YOUR INSTRUCTIONS: Go through the entries below and count the lines holding the word "price". Reply with only the number, please.
─── DATA ───
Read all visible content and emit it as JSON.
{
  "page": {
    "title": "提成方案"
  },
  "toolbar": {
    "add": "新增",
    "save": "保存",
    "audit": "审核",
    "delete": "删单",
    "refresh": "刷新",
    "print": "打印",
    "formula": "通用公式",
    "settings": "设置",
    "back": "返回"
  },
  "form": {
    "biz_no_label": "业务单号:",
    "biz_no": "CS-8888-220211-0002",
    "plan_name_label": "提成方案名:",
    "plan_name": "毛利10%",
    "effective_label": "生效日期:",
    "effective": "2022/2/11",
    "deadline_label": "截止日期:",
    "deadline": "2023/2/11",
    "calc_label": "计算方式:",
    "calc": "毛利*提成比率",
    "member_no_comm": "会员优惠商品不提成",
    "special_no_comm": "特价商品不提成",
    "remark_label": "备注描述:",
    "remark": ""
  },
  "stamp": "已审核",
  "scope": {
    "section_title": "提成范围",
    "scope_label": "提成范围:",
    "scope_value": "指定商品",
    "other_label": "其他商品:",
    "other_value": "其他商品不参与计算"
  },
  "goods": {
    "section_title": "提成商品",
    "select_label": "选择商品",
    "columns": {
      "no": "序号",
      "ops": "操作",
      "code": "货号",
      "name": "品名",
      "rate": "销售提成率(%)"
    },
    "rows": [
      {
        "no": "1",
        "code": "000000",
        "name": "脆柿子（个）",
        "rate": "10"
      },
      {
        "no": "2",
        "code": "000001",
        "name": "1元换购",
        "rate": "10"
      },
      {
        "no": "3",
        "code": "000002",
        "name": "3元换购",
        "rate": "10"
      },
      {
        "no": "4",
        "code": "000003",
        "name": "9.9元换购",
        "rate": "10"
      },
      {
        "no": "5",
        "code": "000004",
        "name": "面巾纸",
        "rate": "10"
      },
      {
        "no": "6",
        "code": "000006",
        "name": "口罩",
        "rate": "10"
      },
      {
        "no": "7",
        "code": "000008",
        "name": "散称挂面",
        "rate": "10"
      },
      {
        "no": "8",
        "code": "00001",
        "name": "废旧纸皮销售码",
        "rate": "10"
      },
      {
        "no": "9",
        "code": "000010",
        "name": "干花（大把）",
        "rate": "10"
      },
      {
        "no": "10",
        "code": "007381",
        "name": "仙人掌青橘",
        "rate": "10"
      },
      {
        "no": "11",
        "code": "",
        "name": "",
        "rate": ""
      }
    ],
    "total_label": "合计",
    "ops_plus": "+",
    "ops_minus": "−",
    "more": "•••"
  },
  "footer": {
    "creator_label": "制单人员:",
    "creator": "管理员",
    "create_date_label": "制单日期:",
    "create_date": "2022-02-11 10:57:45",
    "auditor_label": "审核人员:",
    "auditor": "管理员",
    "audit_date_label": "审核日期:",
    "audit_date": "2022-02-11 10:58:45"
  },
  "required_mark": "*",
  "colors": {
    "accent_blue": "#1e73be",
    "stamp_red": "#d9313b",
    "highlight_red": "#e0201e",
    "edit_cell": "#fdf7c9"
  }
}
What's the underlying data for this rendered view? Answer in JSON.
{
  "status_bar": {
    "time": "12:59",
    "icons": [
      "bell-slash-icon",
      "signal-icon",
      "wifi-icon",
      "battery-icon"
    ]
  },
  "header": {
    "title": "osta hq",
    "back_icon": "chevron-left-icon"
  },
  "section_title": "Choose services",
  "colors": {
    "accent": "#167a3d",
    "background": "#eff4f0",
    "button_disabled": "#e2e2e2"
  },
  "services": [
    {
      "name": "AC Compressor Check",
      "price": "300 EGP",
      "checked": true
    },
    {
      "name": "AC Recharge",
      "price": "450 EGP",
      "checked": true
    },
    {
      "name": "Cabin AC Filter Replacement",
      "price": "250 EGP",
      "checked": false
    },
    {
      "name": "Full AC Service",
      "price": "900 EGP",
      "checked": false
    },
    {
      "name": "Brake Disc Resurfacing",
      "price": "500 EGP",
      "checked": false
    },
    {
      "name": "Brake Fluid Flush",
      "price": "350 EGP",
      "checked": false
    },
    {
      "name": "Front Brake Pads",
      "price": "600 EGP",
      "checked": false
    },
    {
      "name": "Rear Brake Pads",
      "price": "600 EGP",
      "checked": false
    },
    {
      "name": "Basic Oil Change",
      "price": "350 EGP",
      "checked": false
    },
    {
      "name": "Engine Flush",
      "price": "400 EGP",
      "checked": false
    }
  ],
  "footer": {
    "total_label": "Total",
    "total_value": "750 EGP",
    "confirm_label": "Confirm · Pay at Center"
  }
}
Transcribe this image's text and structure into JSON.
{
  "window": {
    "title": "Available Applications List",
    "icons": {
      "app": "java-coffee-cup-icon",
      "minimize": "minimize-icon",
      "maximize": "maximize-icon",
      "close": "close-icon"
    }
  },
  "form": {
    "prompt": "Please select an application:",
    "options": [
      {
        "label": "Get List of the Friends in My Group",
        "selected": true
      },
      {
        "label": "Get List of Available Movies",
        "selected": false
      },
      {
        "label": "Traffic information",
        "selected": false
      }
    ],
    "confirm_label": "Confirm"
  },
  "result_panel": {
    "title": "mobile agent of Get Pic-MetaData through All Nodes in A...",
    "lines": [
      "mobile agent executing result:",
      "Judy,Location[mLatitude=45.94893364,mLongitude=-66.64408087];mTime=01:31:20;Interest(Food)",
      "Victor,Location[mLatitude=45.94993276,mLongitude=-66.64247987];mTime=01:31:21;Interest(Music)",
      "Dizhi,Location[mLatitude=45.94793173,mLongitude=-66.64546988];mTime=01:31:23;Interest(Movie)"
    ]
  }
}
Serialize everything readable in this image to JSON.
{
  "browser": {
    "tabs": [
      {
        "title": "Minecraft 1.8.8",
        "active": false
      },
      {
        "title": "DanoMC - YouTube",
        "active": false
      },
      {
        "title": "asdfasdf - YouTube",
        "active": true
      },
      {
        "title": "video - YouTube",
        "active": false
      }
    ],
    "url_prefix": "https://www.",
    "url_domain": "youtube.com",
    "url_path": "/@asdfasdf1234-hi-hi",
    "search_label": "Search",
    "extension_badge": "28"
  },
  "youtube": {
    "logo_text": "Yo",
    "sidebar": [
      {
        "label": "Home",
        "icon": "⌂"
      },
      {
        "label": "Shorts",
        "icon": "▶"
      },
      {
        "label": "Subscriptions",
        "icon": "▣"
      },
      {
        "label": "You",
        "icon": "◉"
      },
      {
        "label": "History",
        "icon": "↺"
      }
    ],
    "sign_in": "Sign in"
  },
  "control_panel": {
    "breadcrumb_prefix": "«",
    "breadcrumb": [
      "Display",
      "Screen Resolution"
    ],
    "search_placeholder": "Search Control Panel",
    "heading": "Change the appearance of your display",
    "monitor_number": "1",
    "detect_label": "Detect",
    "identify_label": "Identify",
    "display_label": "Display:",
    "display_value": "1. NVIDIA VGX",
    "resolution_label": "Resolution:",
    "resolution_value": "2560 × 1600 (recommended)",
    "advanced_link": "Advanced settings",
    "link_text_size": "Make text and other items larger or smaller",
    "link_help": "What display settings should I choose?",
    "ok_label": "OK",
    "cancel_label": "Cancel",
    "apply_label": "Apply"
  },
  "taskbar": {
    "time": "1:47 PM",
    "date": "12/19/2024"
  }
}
───
SOLUTION FOR THIS PROBLEM: 10